## begin
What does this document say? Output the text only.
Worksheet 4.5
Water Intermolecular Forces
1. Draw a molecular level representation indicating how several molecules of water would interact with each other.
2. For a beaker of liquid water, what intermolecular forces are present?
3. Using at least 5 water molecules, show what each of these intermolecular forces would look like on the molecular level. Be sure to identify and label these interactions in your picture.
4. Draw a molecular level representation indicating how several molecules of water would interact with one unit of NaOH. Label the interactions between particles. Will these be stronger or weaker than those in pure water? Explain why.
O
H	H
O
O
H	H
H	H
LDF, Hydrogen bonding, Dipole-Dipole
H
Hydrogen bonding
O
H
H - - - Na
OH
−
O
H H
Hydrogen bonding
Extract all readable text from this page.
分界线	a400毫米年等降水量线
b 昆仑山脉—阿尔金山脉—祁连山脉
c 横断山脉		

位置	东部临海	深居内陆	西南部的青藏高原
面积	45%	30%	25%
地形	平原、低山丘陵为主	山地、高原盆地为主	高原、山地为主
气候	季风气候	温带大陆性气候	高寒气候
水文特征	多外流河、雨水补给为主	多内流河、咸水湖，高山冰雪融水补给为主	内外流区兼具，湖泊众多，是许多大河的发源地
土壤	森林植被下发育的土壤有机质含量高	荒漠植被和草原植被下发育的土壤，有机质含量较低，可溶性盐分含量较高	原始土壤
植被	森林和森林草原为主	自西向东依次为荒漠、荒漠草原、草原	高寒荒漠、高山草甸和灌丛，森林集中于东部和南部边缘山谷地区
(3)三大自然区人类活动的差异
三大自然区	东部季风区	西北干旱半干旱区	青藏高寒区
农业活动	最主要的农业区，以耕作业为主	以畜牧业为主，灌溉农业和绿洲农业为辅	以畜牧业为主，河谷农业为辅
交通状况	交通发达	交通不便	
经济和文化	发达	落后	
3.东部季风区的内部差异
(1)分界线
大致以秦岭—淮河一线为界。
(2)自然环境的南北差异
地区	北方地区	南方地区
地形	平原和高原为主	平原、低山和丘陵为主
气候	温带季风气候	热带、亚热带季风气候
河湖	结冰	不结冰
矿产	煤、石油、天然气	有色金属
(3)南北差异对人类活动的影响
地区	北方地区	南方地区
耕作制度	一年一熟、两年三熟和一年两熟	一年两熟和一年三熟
## end
■ Directions ■
Say how many lines in this material hold "molecules", and say nothing else.

■ Response to the task ■
3